What you should do:
Examine the records and identify each line that includes the string "platepar". Copy those lines.

[Records from a collection]
## BEGIN

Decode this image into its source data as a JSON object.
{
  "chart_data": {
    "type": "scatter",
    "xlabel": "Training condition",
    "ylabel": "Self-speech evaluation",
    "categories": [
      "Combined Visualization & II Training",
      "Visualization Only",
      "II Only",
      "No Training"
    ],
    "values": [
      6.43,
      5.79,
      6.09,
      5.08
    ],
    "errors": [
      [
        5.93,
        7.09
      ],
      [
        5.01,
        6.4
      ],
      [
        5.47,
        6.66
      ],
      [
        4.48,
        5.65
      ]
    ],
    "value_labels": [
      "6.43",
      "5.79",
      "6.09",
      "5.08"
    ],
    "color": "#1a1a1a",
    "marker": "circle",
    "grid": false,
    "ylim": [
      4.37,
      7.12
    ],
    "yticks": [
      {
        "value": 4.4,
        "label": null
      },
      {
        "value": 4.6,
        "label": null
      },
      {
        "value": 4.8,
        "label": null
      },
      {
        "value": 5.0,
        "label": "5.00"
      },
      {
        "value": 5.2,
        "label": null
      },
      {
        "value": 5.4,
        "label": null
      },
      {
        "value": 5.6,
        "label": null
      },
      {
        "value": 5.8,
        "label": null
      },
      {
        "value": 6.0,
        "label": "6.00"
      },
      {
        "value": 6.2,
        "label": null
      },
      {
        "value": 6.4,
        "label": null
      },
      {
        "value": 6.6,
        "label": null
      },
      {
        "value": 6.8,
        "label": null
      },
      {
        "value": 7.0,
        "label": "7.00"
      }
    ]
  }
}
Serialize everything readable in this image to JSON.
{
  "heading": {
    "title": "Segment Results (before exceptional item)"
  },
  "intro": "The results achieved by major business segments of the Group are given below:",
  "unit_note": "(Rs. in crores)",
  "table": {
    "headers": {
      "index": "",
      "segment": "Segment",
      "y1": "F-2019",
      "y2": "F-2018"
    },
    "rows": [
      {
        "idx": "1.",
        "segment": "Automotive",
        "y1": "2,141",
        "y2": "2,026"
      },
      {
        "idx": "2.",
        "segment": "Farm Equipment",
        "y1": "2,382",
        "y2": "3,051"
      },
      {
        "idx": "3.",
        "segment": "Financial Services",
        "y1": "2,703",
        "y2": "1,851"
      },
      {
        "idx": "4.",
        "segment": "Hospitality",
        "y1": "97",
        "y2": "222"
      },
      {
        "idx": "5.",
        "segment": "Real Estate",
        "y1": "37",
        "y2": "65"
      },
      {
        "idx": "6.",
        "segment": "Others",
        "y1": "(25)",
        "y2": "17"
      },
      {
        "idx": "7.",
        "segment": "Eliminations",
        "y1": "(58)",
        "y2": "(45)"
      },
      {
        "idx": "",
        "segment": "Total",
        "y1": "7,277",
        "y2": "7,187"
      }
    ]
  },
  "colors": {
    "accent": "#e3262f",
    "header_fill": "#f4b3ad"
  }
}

## END
## BEGIN

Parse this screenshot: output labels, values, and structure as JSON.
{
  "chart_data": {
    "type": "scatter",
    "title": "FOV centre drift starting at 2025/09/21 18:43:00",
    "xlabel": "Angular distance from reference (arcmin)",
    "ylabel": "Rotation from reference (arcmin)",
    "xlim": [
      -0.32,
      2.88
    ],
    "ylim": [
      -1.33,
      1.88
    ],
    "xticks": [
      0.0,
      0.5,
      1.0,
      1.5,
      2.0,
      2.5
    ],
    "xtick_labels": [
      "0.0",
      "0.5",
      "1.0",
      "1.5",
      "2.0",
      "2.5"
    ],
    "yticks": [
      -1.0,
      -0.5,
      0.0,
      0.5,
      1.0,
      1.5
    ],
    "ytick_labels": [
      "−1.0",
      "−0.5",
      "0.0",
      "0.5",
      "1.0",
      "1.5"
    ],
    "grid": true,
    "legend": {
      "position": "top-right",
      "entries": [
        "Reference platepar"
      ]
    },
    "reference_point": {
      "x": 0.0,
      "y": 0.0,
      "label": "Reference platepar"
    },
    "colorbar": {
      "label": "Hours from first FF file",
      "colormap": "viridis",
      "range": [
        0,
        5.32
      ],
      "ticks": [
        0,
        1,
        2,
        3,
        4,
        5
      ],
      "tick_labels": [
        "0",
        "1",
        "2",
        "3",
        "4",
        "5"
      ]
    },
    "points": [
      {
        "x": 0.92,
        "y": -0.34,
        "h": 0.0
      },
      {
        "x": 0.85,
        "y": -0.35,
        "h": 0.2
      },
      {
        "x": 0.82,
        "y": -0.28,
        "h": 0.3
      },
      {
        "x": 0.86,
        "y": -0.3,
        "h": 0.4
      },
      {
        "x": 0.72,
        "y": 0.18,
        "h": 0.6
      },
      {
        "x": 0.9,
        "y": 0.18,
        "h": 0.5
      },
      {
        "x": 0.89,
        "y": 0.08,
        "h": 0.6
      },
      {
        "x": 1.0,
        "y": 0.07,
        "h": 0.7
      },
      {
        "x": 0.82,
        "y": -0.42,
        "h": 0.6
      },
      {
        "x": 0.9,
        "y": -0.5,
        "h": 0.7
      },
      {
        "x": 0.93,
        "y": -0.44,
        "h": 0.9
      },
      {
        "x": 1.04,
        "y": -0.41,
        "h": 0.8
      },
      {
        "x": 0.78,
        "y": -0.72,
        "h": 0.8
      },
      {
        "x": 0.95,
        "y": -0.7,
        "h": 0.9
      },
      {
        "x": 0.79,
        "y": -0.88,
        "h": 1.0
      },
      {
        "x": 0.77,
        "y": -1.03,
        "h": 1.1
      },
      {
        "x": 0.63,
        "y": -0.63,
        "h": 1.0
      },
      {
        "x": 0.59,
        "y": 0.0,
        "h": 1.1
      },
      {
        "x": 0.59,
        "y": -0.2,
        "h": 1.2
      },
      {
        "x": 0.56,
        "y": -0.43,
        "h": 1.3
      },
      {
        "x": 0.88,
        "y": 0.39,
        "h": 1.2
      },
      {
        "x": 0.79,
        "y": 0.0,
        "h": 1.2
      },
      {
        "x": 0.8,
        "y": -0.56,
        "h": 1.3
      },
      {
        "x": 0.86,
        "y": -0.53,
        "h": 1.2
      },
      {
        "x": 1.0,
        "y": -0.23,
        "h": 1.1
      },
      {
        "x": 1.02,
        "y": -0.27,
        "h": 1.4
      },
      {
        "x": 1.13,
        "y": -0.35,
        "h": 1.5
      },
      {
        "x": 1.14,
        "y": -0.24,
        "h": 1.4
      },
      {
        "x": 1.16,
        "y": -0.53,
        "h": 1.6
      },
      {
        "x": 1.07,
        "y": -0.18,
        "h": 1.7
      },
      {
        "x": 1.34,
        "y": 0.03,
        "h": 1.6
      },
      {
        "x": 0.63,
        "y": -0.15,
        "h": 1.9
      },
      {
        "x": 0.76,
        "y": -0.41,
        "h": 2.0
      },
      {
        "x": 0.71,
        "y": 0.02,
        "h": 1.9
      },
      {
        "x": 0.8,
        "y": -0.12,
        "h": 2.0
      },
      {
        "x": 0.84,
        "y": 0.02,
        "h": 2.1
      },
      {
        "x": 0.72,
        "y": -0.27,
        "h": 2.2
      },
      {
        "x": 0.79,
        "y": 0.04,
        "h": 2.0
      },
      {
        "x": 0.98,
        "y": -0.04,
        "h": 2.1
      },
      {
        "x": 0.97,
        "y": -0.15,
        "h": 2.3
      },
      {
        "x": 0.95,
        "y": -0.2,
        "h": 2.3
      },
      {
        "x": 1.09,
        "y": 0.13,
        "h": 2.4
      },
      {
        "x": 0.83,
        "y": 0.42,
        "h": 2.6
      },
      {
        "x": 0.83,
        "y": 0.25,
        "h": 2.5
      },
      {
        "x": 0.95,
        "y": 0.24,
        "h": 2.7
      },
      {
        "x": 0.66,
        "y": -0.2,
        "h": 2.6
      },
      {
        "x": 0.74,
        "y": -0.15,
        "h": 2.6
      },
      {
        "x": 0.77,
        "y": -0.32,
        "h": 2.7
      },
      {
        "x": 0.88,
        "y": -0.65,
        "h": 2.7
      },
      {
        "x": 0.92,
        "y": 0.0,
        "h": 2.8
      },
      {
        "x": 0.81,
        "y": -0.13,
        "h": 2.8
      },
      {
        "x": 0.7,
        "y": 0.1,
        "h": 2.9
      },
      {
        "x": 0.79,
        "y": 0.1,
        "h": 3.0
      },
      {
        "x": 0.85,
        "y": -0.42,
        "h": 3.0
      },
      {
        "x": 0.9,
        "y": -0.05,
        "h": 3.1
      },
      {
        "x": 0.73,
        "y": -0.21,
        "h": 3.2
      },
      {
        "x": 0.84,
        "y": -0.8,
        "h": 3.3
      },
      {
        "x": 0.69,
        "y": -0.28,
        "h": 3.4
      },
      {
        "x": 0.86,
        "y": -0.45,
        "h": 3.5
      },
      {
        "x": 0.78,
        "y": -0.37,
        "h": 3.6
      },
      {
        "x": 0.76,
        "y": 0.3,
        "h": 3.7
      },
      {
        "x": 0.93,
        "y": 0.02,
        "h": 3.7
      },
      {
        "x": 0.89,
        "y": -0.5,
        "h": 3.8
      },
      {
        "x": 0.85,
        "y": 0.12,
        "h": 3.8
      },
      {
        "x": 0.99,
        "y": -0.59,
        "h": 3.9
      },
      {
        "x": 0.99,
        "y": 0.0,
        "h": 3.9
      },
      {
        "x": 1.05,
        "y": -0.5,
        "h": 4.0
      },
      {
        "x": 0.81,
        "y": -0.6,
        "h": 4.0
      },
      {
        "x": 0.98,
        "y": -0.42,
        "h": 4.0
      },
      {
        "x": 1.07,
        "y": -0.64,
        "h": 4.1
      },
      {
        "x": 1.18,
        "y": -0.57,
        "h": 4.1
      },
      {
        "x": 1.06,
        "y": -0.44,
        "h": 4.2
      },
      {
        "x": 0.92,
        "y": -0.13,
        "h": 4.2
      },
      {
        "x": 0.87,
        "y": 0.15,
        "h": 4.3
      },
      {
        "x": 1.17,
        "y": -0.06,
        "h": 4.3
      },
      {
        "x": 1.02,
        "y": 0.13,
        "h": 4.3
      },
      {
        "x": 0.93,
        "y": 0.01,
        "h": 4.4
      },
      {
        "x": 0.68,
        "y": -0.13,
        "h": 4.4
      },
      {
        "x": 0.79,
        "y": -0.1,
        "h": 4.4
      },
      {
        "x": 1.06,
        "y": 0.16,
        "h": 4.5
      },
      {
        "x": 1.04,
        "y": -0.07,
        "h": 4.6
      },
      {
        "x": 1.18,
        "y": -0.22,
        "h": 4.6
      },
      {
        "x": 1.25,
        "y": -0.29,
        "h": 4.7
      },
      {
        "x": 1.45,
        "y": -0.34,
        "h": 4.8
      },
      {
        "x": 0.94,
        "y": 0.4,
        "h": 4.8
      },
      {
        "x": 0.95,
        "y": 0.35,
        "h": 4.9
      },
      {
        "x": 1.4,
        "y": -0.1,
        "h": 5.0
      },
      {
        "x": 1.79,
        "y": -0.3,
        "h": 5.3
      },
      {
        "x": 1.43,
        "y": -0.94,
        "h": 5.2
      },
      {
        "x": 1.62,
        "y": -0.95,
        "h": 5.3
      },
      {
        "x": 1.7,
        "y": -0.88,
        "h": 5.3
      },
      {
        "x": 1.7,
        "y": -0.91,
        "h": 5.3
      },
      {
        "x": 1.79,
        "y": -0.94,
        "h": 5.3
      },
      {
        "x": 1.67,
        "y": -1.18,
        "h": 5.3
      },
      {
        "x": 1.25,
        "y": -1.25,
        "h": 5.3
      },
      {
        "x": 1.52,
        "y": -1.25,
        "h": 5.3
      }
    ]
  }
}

## END

Full solution:
        "Reference platepar"
      "label": "Reference platepar"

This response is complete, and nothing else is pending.